Can you put everything in the listing from the line containing "annotate this image: element" down to the line containing "tab-contacts-label: contacts: [534, 1165, 579, 1179]", both included, into a JSON list of strings with one string per line and blank lines dropped?

----

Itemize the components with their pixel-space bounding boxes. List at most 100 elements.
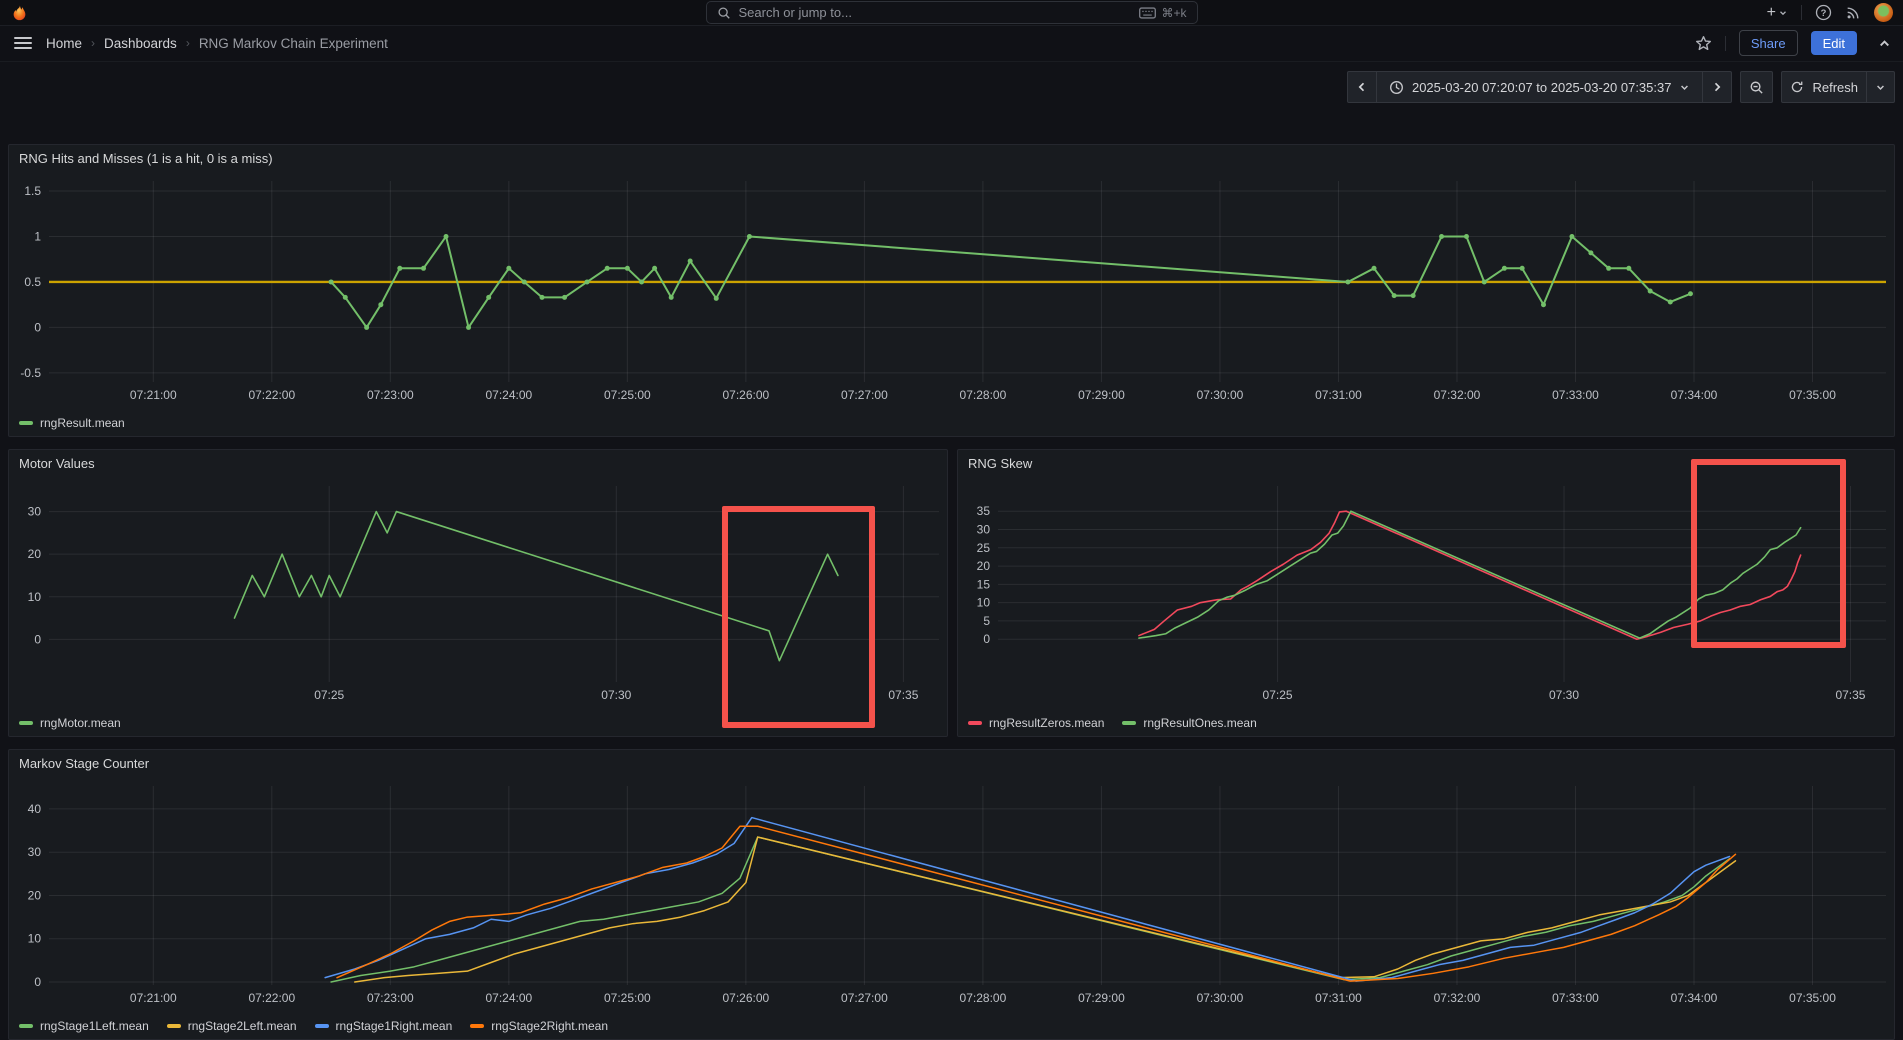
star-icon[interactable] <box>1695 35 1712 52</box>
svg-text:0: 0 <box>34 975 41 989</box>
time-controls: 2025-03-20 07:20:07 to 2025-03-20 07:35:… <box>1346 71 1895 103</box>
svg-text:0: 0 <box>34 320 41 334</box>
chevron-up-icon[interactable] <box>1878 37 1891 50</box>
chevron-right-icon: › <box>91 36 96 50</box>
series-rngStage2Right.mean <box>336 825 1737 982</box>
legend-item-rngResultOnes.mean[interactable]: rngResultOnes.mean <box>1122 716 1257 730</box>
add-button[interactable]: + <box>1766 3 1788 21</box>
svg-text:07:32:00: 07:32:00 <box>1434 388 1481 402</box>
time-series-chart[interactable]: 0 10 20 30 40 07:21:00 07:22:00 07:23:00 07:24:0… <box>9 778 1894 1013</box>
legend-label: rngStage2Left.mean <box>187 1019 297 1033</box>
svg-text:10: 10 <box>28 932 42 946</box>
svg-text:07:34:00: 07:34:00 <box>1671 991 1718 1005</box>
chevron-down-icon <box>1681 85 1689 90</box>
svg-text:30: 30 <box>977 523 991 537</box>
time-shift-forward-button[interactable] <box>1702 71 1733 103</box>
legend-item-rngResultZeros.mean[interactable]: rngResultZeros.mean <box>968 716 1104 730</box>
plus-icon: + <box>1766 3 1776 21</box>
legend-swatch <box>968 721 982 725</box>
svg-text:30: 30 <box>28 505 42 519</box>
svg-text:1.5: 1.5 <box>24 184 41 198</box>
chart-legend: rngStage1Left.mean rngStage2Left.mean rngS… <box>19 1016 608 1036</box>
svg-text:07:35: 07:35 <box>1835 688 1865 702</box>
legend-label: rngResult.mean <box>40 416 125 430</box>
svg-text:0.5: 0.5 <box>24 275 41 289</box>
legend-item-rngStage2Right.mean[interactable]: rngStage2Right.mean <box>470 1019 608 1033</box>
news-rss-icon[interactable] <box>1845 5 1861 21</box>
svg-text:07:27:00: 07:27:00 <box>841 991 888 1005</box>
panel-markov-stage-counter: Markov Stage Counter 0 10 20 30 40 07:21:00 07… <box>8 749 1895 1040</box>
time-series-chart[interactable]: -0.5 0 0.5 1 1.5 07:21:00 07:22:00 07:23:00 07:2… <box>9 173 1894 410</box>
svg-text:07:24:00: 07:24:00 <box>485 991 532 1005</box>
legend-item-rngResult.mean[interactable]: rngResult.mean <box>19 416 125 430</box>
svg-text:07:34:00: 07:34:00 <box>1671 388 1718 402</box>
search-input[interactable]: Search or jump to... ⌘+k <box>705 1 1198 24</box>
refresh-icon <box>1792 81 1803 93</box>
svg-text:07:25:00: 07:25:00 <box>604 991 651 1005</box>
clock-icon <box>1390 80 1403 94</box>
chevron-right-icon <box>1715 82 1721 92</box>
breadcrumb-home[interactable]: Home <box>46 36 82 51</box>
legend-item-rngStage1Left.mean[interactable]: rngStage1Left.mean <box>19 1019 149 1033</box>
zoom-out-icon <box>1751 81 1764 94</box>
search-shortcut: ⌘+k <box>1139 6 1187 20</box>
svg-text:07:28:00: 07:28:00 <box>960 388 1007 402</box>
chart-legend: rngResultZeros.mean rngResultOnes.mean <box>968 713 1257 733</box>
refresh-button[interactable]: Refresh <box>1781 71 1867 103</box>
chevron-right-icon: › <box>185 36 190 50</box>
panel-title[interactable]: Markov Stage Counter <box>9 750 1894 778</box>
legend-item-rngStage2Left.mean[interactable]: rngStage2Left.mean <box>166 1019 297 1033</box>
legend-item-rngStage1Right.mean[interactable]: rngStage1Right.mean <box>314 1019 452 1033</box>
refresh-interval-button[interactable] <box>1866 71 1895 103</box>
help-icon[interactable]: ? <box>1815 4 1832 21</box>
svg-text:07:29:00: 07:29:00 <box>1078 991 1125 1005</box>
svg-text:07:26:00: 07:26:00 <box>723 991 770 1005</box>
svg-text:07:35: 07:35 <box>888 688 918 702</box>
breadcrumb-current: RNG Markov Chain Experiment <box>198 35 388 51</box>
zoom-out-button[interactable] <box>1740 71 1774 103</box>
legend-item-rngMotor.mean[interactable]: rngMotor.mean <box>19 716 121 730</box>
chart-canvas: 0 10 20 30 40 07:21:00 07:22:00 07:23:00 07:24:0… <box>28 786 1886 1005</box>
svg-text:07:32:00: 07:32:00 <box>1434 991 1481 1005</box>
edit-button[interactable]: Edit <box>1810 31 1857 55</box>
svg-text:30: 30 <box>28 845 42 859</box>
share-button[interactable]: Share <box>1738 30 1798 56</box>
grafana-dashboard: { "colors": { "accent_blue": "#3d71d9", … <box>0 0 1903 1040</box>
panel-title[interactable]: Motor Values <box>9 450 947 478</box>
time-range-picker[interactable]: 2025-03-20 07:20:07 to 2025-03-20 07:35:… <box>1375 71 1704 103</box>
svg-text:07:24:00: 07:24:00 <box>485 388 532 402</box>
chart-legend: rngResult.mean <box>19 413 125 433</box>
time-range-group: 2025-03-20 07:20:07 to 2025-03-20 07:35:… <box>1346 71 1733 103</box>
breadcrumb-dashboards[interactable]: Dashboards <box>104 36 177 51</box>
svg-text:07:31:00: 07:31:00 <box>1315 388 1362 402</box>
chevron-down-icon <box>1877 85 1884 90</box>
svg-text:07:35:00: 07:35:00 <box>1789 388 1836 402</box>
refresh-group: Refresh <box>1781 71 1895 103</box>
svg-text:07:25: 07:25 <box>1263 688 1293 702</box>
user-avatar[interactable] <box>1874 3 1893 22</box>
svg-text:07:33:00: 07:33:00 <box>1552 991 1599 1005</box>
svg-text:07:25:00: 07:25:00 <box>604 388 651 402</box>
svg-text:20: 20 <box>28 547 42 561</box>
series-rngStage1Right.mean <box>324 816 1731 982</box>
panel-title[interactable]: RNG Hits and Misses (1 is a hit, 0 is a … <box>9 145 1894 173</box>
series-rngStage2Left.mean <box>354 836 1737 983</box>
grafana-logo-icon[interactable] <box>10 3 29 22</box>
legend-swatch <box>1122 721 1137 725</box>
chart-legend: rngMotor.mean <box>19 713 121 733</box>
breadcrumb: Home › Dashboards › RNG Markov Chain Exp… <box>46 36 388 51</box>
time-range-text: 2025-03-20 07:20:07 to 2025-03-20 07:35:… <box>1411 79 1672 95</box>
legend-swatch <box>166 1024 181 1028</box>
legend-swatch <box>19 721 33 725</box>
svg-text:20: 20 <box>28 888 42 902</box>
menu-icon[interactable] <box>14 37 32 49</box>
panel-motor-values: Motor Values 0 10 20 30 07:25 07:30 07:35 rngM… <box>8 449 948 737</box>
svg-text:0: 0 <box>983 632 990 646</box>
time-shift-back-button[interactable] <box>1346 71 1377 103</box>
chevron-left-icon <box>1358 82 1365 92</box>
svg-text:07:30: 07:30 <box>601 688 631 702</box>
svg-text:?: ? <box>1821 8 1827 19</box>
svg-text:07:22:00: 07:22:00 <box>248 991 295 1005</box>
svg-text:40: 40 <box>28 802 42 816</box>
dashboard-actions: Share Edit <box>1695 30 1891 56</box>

----

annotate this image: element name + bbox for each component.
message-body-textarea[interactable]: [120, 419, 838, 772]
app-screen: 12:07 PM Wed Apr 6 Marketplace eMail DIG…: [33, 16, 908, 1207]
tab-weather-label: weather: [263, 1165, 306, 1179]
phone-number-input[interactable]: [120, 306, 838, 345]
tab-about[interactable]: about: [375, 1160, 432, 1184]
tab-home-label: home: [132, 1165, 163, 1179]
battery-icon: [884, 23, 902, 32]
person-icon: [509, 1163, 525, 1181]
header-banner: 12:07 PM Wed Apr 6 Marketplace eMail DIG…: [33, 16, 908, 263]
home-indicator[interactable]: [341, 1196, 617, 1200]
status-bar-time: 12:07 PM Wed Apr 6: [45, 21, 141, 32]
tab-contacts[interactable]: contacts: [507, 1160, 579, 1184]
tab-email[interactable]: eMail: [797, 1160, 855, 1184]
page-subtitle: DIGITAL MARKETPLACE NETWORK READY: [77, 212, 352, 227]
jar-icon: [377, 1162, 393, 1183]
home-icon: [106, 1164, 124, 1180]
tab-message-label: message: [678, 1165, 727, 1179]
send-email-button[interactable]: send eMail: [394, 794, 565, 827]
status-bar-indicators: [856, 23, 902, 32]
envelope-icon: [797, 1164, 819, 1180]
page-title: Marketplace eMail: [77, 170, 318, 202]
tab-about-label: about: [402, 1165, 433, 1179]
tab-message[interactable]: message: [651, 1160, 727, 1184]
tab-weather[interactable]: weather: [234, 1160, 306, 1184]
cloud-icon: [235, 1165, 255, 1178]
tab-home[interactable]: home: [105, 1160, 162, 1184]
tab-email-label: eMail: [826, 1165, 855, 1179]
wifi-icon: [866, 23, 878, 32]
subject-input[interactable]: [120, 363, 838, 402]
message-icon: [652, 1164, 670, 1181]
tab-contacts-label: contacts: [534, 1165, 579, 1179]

----

● **COMPLETED EXERCISE**
[
  "annotate this image: element name + bbox for each component.",
  "message-body-textarea[interactable]: [120, 419, 838, 772]",
  "app-screen: 12:07 PM Wed Apr 6 Marketplace eMail DIG…: [33, 16, 908, 1207]",
  "tab-weather-label: weather: [263, 1165, 306, 1179]",
  "phone-number-input[interactable]: [120, 306, 838, 345]",
  "tab-about[interactable]: about: [375, 1160, 432, 1184]",
  "tab-home-label: home: [132, 1165, 163, 1179]",
  "battery-icon: [884, 23, 902, 32]",
  "person-icon: [509, 1163, 525, 1181]",
  "header-banner: 12:07 PM Wed Apr 6 Marketplace eMail DIG…: [33, 16, 908, 263]",
  "home-indicator[interactable]: [341, 1196, 617, 1200]",
  "status-bar-time: 12:07 PM Wed Apr 6: [45, 21, 141, 32]",
  "tab-contacts[interactable]: contacts: [507, 1160, 579, 1184]",
  "tab-email[interactable]: eMail: [797, 1160, 855, 1184]",
  "page-subtitle: DIGITAL MARKETPLACE NETWORK READY: [77, 212, 352, 227]",
  "jar-icon: [377, 1162, 393, 1183]",
  "home-icon: [106, 1164, 124, 1180]",
  "tab-message-label: message: [678, 1165, 727, 1179]",
  "send-email-button[interactable]: send eMail: [394, 794, 565, 827]",
  "status-bar-indicators: [856, 23, 902, 32]",
  "envelope-icon: [797, 1164, 819, 1180]",
  "page-title: Marketplace eMail: [77, 170, 318, 202]",
  "tab-about-label: about: [402, 1165, 433, 1179]",
  "tab-message[interactable]: message: [651, 1160, 727, 1184]",
  "tab-weather[interactable]: weather: [234, 1160, 306, 1184]",
  "cloud-icon: [235, 1165, 255, 1178]",
  "tab-home[interactable]: home: [105, 1160, 162, 1184]",
  "tab-email-label: eMail: [826, 1165, 855, 1179]",
  "wifi-icon: [866, 23, 878, 32]",
  "subject-input[interactable]: [120, 363, 838, 402]",
  "message-icon: [652, 1164, 670, 1181]",
  "tab-contacts-label: contacts: [534, 1165, 579, 1179]"
]